▸ **TEXTE À LIRE**
- - - - - - -

Je n’ose vous prier de faire mention de moi à la reine. Je ne me flatte pas d’être dans son souvenir ; mais je suis auprès d’un roi qui est le meilleur ami du roi son père. Je n’ai que ce titre pour prétendre à sa protection ; mais peut-être que, si vous lui disiez un mot de moi, elle pourrait s’en souvenir avec cette bonté indulgente qu’elle a pour tout le monde. Ne soyez point surpris de la confiance avec laquelle je me suis expliqué à vous : c’est vous qui me l’avez donnée. L’usage que vous voudrez bien en faire augmentera la félicité dont je jouis auprès d’un roi philosophe, et rendra plus agréable le voyage que j’espère toujours faire à Paris, et qui sera hâté par le plaisir de venir vous faire les remerciements les plus sincères, et de vous renouveler les assurances d’un attachement et d’une estime que je conserverai toujours.

  1. Œuvres de Moncrif, 1751, trois volumes in-12.
  2. Belle-mère du duc de Chevreuse : voyez tome XXXVI, page 374.
  3. Marie-Charles-François d’Albert, duc de Chevreuse, né en 1717, lieutenant général depuis le commencement de 1748.

- - - - - - -

▸ **DONNÉES ENREGISTRÉES**
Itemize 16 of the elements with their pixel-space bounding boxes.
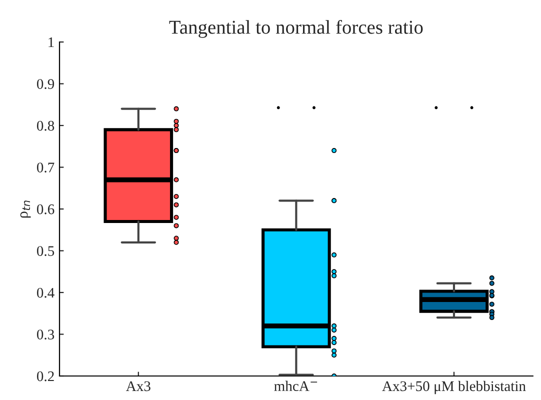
x-tick-label: mhcA$^{−}$ (274, 380, 318, 392)
y-tick-label: 0.2 (36, 371, 54, 382)
y-axis-title: ρ$_{tn}$ (20, 200, 31, 218)
y-tick-label: 0.9 (36, 79, 54, 90)
chart-title: Tangential to normal forces ratio (169, 20, 423, 38)
y-tick-label: 0.5 (36, 246, 54, 256)
x-tick-label: Ax3+50 μM blebbistatin (382, 380, 526, 394)
annotation: • • (434, 106, 474, 110)
y-tick-label: 1 (48, 37, 54, 48)
y-tick-label: 0.4 (36, 288, 54, 298)
y-tick-label: 0.8 (36, 120, 54, 131)
y-tick-label: 0.7 (36, 162, 54, 173)
y-tick-label: 0.6 (36, 204, 54, 214)
x-tick-label: Ax3 (126, 381, 150, 392)
y-tick-label: 0.3 (36, 330, 54, 340)
annotation: • • (276, 106, 316, 110)
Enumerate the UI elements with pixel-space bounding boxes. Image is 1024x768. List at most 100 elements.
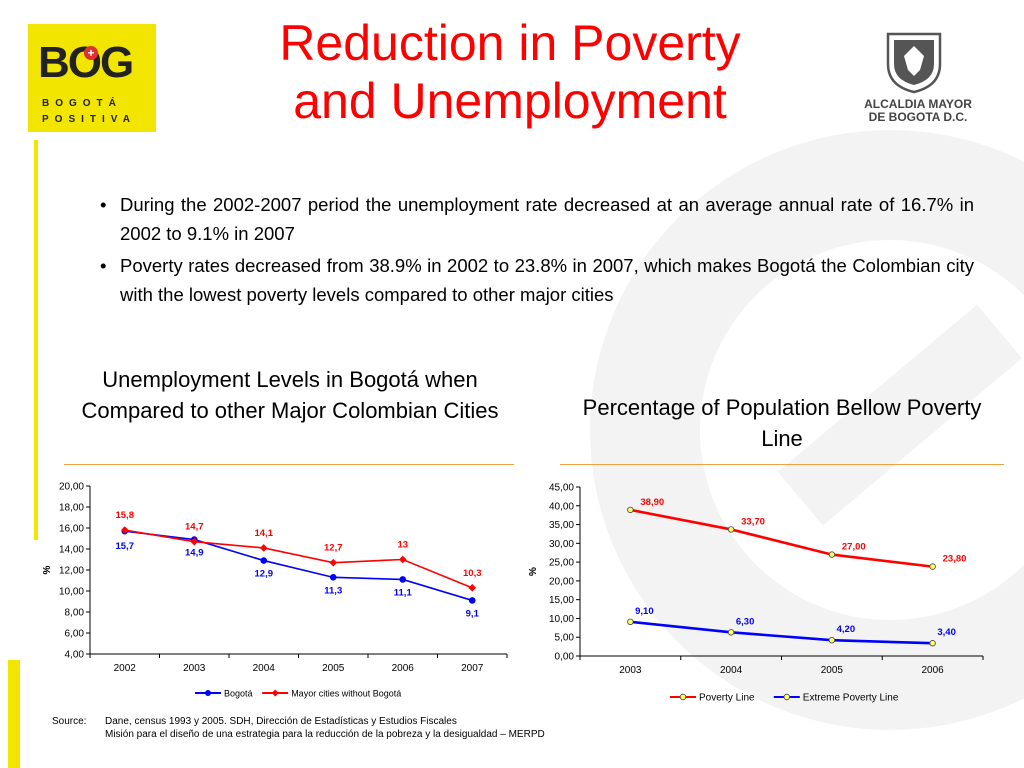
chart1-y-axis-label: %	[42, 565, 53, 574]
chart1-data-label: 15,7	[116, 541, 135, 552]
chart1-x-tick-label: 2002	[114, 663, 137, 674]
chart2-x-tick-label: 2003	[619, 665, 642, 676]
alcaldia-name: ALCALDIA MAYOR DE BOGOTA D.C.	[864, 97, 972, 124]
chart2-x-tick-label: 2006	[922, 665, 945, 676]
chart2-data-point	[828, 551, 836, 558]
chart1-y-tick-label: 8,00	[65, 608, 85, 619]
chart2-x-tick-label: 2004	[720, 665, 743, 676]
bullet-dot: •	[100, 255, 107, 276]
chart1-data-point	[259, 544, 268, 552]
chart1-data-point	[329, 574, 337, 581]
chart2-series-line	[630, 620, 933, 645]
chart1-y-tick-label: 14,00	[59, 545, 84, 556]
chart1-x-tick-label: 2005	[322, 663, 345, 674]
chart1-y-tick-label: 4,00	[65, 650, 85, 661]
chart2-y-tick-label: 0,00	[555, 652, 575, 663]
chart1-y-tick-label: 12,00	[59, 566, 84, 577]
chart2-legend-marker	[679, 693, 687, 701]
chart2-series-line	[630, 508, 933, 568]
bullet-dot: •	[100, 194, 107, 215]
chart1-data-label: 11,1	[394, 587, 413, 598]
accent-line	[34, 140, 38, 540]
chart1-data-label: 14,7	[185, 522, 204, 533]
chart2-legend-label: Poverty Line	[699, 693, 755, 704]
alcaldia-logo	[884, 30, 944, 94]
chart1-data-label: 9,1	[466, 608, 480, 619]
chart2-y-tick-label: 40,00	[549, 501, 574, 512]
chart2-legend-label: Extreme Poverty Line	[803, 693, 899, 704]
bullet-text: During the 2002-2007 period the unemploy…	[120, 194, 974, 244]
chart1-y-tick-label: 18,00	[59, 503, 84, 514]
chart2-y-tick-label: 45,00	[549, 483, 574, 494]
chart1-data-label: 15,8	[116, 510, 135, 521]
poverty-chart: 0,00 5,00 10,00 15,00 20,00 25,00 30,00 35,00 40…	[528, 483, 984, 704]
chart1-data-label: 14,1	[255, 528, 274, 539]
chart1-data-label: 14,9	[185, 548, 204, 559]
chart1-data-label: 10,3	[463, 568, 482, 579]
bullet-item: • Poverty rates decreased from 38.9% in …	[98, 251, 974, 309]
chart1-x-tick-label: 2006	[392, 663, 415, 674]
chart2-data-label: 23,80	[943, 554, 967, 565]
title-line-2: and Unemployment	[293, 73, 727, 129]
chart1-data-point	[398, 555, 407, 564]
chart2-data-label: 4,20	[837, 624, 856, 635]
chart2-y-tick-label: 25,00	[549, 558, 574, 569]
chart2-data-point	[627, 618, 634, 626]
background-watermark	[470, 0, 1024, 768]
chart2-title: Percentage of Population Bellow Poverty …	[582, 395, 982, 451]
chart1-x-tick-label: 2003	[183, 663, 206, 674]
yellow-side-bar	[8, 660, 20, 768]
chart2-y-tick-label: 30,00	[549, 539, 574, 550]
chart2-data-label: 33,70	[741, 516, 765, 527]
chart1-y-tick-label: 6,00	[65, 629, 85, 640]
source-label: Source:	[52, 716, 87, 727]
source-line-1: Dane, census 1993 y 2005. SDH, Dirección…	[105, 716, 457, 727]
chart2-y-tick-label: 10,00	[549, 614, 574, 625]
bullet-text: Poverty rates decreased from 38.9% in 20…	[120, 255, 974, 305]
chart1-rule	[64, 464, 514, 465]
chart1-y-tick-label: 10,00	[59, 587, 84, 598]
source-line-2: Misión para el diseño de una estrategia …	[105, 729, 545, 740]
chart1-data-label: 12,7	[324, 543, 343, 554]
chart2-y-tick-label: 15,00	[549, 595, 574, 606]
bogota-positiva-logo: BOG + BOGOTÁ POSITIVA	[28, 24, 156, 132]
chart2-x-tick-label: 2005	[821, 665, 844, 676]
chart2-y-axis-label: %	[528, 567, 539, 576]
unemployment-chart: 4,00 6,00 8,00 10,00 12,00 14,00 16,00 18,00 20,…	[42, 482, 508, 699]
chart2-data-label: 27,00	[842, 542, 866, 553]
chart2-rule	[560, 464, 1004, 465]
bullet-list: • During the 2002-2007 period the unempl…	[98, 190, 974, 312]
chart2-y-tick-label: 20,00	[549, 576, 574, 587]
chart1-title: Unemployment Levels in Bogotá when Compa…	[81, 367, 499, 423]
chart1-data-label: 13	[397, 540, 408, 551]
chart2-data-point	[929, 640, 936, 647]
chart1-legend-label: Bogotá	[224, 689, 253, 699]
chart2-data-point	[929, 563, 936, 570]
title-line-1: Reduction in Poverty	[279, 15, 741, 71]
chart2-data-point	[727, 629, 735, 636]
chart2-data-label: 9,10	[635, 606, 654, 617]
chart1-data-point	[329, 558, 338, 567]
chart1-data-point	[190, 537, 199, 546]
chart2-y-tick-label: 5,00	[555, 633, 575, 644]
chart1-series-line	[124, 530, 473, 602]
chart1-x-tick-label: 2004	[253, 663, 276, 674]
chart1-data-point	[120, 526, 129, 534]
chart1-x-tick-label: 2007	[461, 663, 484, 674]
chart1-data-point	[399, 576, 407, 583]
chart1-y-tick-label: 20,00	[59, 482, 84, 493]
chart1-data-point	[468, 584, 477, 592]
chart1-series-line	[124, 529, 473, 589]
chart1-y-tick-label: 16,00	[59, 524, 84, 535]
chart2-legend-marker	[783, 693, 790, 701]
chart1-legend-marker	[271, 689, 279, 697]
chart2-data-label: 3,40	[937, 627, 956, 638]
chart2-data-point	[627, 506, 634, 514]
chart2-data-label: 38,90	[640, 497, 664, 508]
chart2-data-point	[828, 637, 836, 644]
chart2-data-label: 6,30	[736, 616, 755, 627]
chart1-data-label: 11,3	[324, 585, 342, 596]
chart1-legend-label: Mayor cities without Bogotá	[291, 689, 401, 699]
slide-title: Reduction in Poverty and Unemployment	[180, 14, 840, 130]
chart1-data-point	[468, 597, 476, 604]
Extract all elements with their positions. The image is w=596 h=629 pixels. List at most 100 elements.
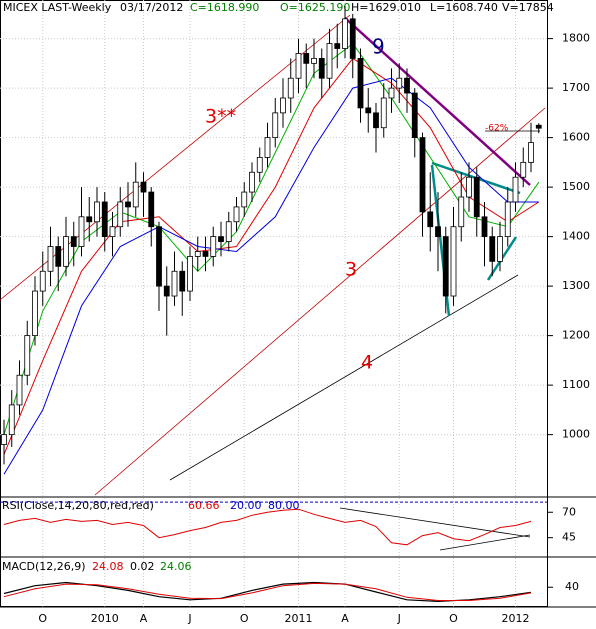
x-tick-label: A — [140, 612, 148, 625]
header-close: C=1618.990 — [190, 1, 259, 14]
candle-body — [435, 226, 441, 238]
macd-value: 24.08 — [92, 560, 124, 573]
candle-body — [202, 251, 209, 257]
y-tick-label: 1000 — [562, 428, 590, 441]
support-line — [169, 274, 519, 481]
candle-body — [16, 374, 23, 406]
candle-body — [132, 181, 139, 208]
annotation: 3** — [205, 106, 236, 128]
candle-body — [241, 191, 248, 208]
rsi-low: 20.00 — [230, 499, 262, 512]
x-tick-label: A — [341, 612, 349, 625]
macd-title: MACD(12,26,9) — [2, 560, 86, 573]
downtrend-line — [344, 17, 531, 186]
y-tick-label: 1800 — [562, 32, 590, 45]
candle-body — [117, 201, 124, 228]
y-tick-label: 40 — [565, 580, 579, 593]
y-tick-label: 45 — [562, 531, 576, 544]
rsi-line — [3, 508, 532, 546]
header-open: O=1625.190 — [280, 1, 350, 14]
y-tick-label: 1600 — [562, 131, 590, 144]
moving-average — [3, 77, 539, 475]
candle-body — [78, 216, 85, 247]
candle-body — [171, 270, 178, 297]
candle-body — [489, 236, 496, 262]
candle-body — [187, 256, 193, 292]
candle-body — [140, 181, 147, 193]
annotation: 9 — [372, 35, 385, 59]
candle-body — [357, 58, 364, 109]
candle-body — [163, 285, 170, 297]
candle-body — [55, 246, 62, 267]
header-low: L=1608.740 — [430, 1, 498, 14]
candle-body — [512, 176, 519, 203]
candle-body — [233, 206, 240, 223]
candle-body — [318, 58, 325, 79]
candle-body — [404, 77, 410, 94]
candle-body — [24, 335, 31, 376]
x-tick-label: 2012 — [502, 612, 530, 625]
candle-body — [411, 92, 418, 139]
x-tick-label: O — [240, 612, 249, 625]
candle-body — [497, 236, 503, 262]
channel-line — [94, 107, 546, 496]
candle-body — [365, 107, 372, 114]
candle-body — [504, 201, 511, 238]
annotation: -62% — [485, 124, 509, 134]
candle-body — [326, 43, 333, 79]
candle-body — [210, 236, 217, 257]
candle-body — [101, 201, 108, 238]
y-tick-label: 1700 — [562, 81, 590, 94]
candle-body — [1, 434, 7, 445]
y-tick-label: 70 — [562, 505, 576, 518]
candle-body — [47, 246, 54, 272]
candle-body — [535, 124, 542, 129]
rsi-title: RSI(Close,14,20,80,red,red) — [2, 499, 154, 512]
rsi-trend — [439, 534, 531, 551]
y-tick-label: 1500 — [562, 180, 590, 193]
candle-body — [342, 18, 348, 49]
y-tick-label: 1400 — [562, 230, 590, 243]
candle-body — [303, 53, 310, 64]
candle-body — [63, 236, 69, 267]
candle-body — [473, 176, 480, 218]
macd-line — [3, 581, 532, 603]
candle-body — [156, 226, 162, 287]
candle-body — [396, 77, 403, 89]
candle-body — [70, 236, 77, 247]
candle-body — [218, 236, 224, 242]
candle-body — [311, 58, 317, 64]
candle-body — [125, 201, 131, 208]
rsi-value: 60.66 — [188, 499, 220, 512]
candle-body — [86, 216, 93, 223]
candle-body — [272, 112, 279, 139]
rsi-trend — [339, 507, 531, 538]
candle-body — [481, 216, 488, 238]
signal-line — [3, 582, 532, 601]
candle-body — [287, 77, 294, 99]
x-tick-label: J — [187, 612, 191, 625]
candle-body — [334, 43, 341, 49]
candle-body — [256, 157, 263, 173]
x-tick-label: J — [397, 612, 401, 625]
y-tick-label: 1300 — [562, 279, 590, 292]
candle-body — [380, 97, 387, 129]
candle-body — [225, 221, 232, 242]
moving-average — [3, 57, 540, 455]
candle-body — [466, 176, 472, 198]
y-tick-label: 1100 — [562, 378, 590, 391]
candle-body — [419, 137, 426, 213]
macd-hist: 0.02 — [130, 560, 155, 573]
candle-body — [349, 18, 356, 59]
candle-body — [520, 161, 527, 178]
header-high: H=1629.010 — [351, 1, 421, 14]
x-tick-label: O — [38, 612, 47, 625]
candle-body — [39, 270, 46, 292]
candle-body — [280, 97, 286, 114]
annotation: 3 — [345, 259, 357, 281]
moving-average — [3, 42, 540, 435]
macd-signal: 24.06 — [160, 560, 192, 573]
candle-body — [388, 87, 395, 99]
y-tick-label: 1200 — [562, 329, 590, 342]
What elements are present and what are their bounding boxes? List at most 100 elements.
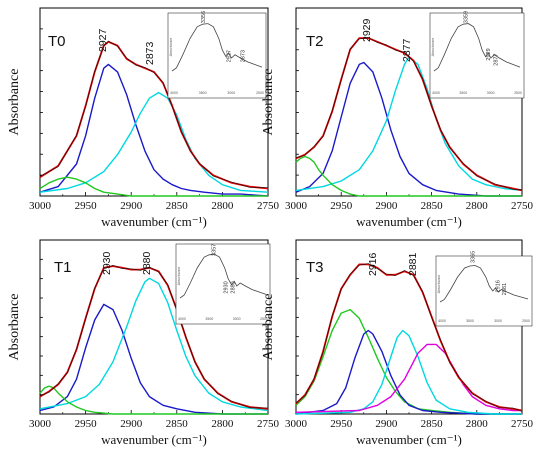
inset-spectrum-line <box>439 265 529 303</box>
x-tick-label: 2750 <box>257 418 280 430</box>
inset-frame <box>429 12 525 99</box>
y-axis-label: Absorbance <box>7 294 22 361</box>
series-line-3 <box>295 155 522 197</box>
x-tick-label: 2900 <box>120 418 143 430</box>
inset-peak-label: 3357 <box>211 244 217 256</box>
x-tick-label: 2850 <box>421 200 444 212</box>
peak-label: 2877 <box>401 38 413 62</box>
panel-t0: 3000 2950 2900 2850 2800 2750 wavenumber (cm⁻¹… <box>7 7 280 229</box>
inset-x-tick-label: 2500 <box>522 319 530 323</box>
inset-full-spectrum: Absorbance 4000 3500 3000 2500 3356 2927 2873 <box>167 11 267 99</box>
x-tick-label: 3000 <box>285 418 308 430</box>
x-tick-label: 2950 <box>75 200 98 212</box>
panel-t3: 3000 2950 2900 2850 2800 2750 wavenumber (cm⁻¹… <box>261 239 534 447</box>
inset-y-label: Absorbance <box>431 38 435 57</box>
x-tick-label: 2850 <box>166 200 189 212</box>
x-tick-label: 2750 <box>511 200 534 212</box>
series-line-1 <box>39 63 269 197</box>
inset-full-spectrum: Absorbance 4000 3500 3000 2500 3357 2930 2880 <box>175 243 271 325</box>
inset-x-tick-label: 4000 <box>438 319 446 323</box>
peak-label: 2930 <box>101 251 113 275</box>
inset-full-spectrum: Absorbance 4000 3500 3000 2500 3365 2916 2881 <box>435 251 533 327</box>
x-tick-label: 2950 <box>330 200 353 212</box>
series-line-1 <box>295 61 522 197</box>
panel-t2: 3000 2950 2900 2850 2800 2750 wavenumber (cm⁻¹… <box>261 7 534 229</box>
inset-x-tick-label: 3000 <box>487 91 495 95</box>
x-tick-label: 2750 <box>511 418 534 430</box>
x-tick-label: 2800 <box>211 418 234 430</box>
series-line-1 <box>39 303 268 415</box>
x-tick-label: 2900 <box>120 200 143 212</box>
x-tick-label: 3000 <box>285 200 308 212</box>
inset-peak-label: 3365 <box>470 251 476 263</box>
x-tick-label: 2800 <box>466 418 489 430</box>
panel-label: T2 <box>306 33 324 50</box>
inset-spectrum-line <box>179 253 267 299</box>
x-axis-label: wavenumber (cm⁻¹) <box>356 214 462 229</box>
x-tick-label: 3000 <box>29 418 52 430</box>
series-line-3 <box>295 329 522 415</box>
inset-peak-label: 3356 <box>201 11 207 23</box>
peak-label: 2873 <box>144 41 156 65</box>
peak-label: 2881 <box>407 252 419 276</box>
inset-frame <box>175 243 271 325</box>
inset-peak-label: 2916 <box>495 280 501 292</box>
measured-spectrum-line <box>39 40 269 188</box>
inset-peak-label: 2877 <box>494 53 500 65</box>
peak-label: 2929 <box>361 18 373 42</box>
inset-peak-label: 3359 <box>464 11 470 23</box>
inset-x-tick-label: 4000 <box>170 91 178 95</box>
y-axis-label: Absorbance <box>261 69 276 136</box>
inset-y-label: Absorbance <box>169 38 173 57</box>
x-axis-label: wavenumber (cm⁻¹) <box>356 432 462 447</box>
measured-spectrum-line <box>39 264 269 409</box>
inset-x-tick-label: 3500 <box>199 91 207 95</box>
series-line-1 <box>295 308 522 415</box>
inset-peak-label: 2929 <box>486 48 492 60</box>
inset-peak-label: 2880 <box>230 281 236 293</box>
inset-peak-label: 2930 <box>224 281 230 293</box>
panel-label: T3 <box>306 259 324 276</box>
inset-peak-label: 2927 <box>227 50 233 62</box>
inset-x-tick-label: 2500 <box>514 91 522 95</box>
inset-frame <box>435 255 533 327</box>
y-axis-label: Absorbance <box>7 69 22 136</box>
x-tick-label: 3000 <box>29 200 52 212</box>
x-tick-label: 2950 <box>75 418 98 430</box>
peak-label: 2880 <box>141 251 153 275</box>
x-tick-label: 2900 <box>375 418 398 430</box>
inset-peak-label: 2881 <box>502 283 508 295</box>
inset-y-label: Absorbance <box>177 267 181 286</box>
x-tick-label: 2850 <box>166 418 189 430</box>
inset-x-tick-label: 3500 <box>459 91 467 95</box>
inset-y-label: Absorbance <box>437 275 441 294</box>
peak-label: 2916 <box>367 252 379 276</box>
inset-spectrum-line <box>433 23 521 72</box>
panel-label: T1 <box>54 259 72 276</box>
x-axis-label: wavenumber (cm⁻¹) <box>101 432 207 447</box>
panel-label: T0 <box>48 33 66 50</box>
x-axis-label: wavenumber (cm⁻¹) <box>101 214 207 229</box>
inset-frame <box>167 12 267 99</box>
inset-spectrum-line <box>171 23 263 72</box>
x-tick-label: 2850 <box>421 418 444 430</box>
inset-full-spectrum: Absorbance 4000 3500 3000 2500 3359 2929 2877 <box>429 11 525 99</box>
inset-x-tick-label: 3000 <box>233 317 241 321</box>
y-axis-label: Absorbance <box>261 294 276 361</box>
inset-x-tick-label: 3000 <box>227 91 235 95</box>
inset-x-tick-label: 3000 <box>494 319 502 323</box>
series-line-4 <box>295 343 522 413</box>
inset-x-tick-label: 4000 <box>432 91 440 95</box>
inset-x-tick-label: 2500 <box>256 91 264 95</box>
series-line-3 <box>39 176 268 197</box>
x-tick-label: 2900 <box>375 200 398 212</box>
inset-x-tick-label: 3500 <box>466 319 474 323</box>
series-line-2 <box>39 277 269 412</box>
inset-peak-label: 2873 <box>240 50 246 62</box>
x-tick-label: 2800 <box>466 200 489 212</box>
peak-label: 2927 <box>97 28 109 52</box>
inset-x-tick-label: 2500 <box>260 317 268 321</box>
x-tick-label: 2800 <box>211 200 234 212</box>
inset-x-tick-label: 3500 <box>205 317 213 321</box>
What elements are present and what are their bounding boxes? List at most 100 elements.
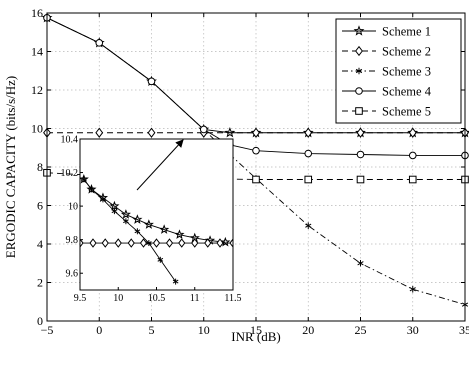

- - - - - - -

▸ **LISTE DES CONSIGNES**
#1 Selon la lettre, à quel titre la personne qui écrit pense-t-elle pouvoir prétendre à la protection de la reine ? Répondez en une à trois phrases.
#2 Recopiez tout le passage de la lettre, depuis « Je n’ose vous » jusqu'à « je conserverai toujours. ».

▸ **CORRIGÉS PAR CONSIGNE**
#1 Elle n'a qu'un seul titre pour y prétendre : elle se trouve auprès d'un roi qui est le meilleur ami du roi, père de la reine.

#2
Je n’ose vous prier de faire mention de moi à la reine. Je ne me flatte pas d’être dans son souvenir ; mais je suis auprès d’un roi qui est le meilleur ami du roi son père. Je n’ai que ce titre pour prétendre à sa protection ; mais peut-être que, si vous lui disiez un mot de moi, elle pourrait s’en souvenir avec cette bonté indulgente qu’elle a pour tout le monde. Ne soyez point surpris de la confiance avec laquelle je me suis expliqué à vous : c’est vous qui me l’avez donnée. L’usage que vous voudrez bien en faire augmentera la félicité dont je jouis auprès d’un roi philosophe, et rendra plus agréable le voyage que j’espère toujours faire à Paris, et qui sera hâté par le plaisir de venir vous faire les remerciements les plus sincères, et de vous renouveler les assurances d’un attachement et d’une estime que je conserverai toujours.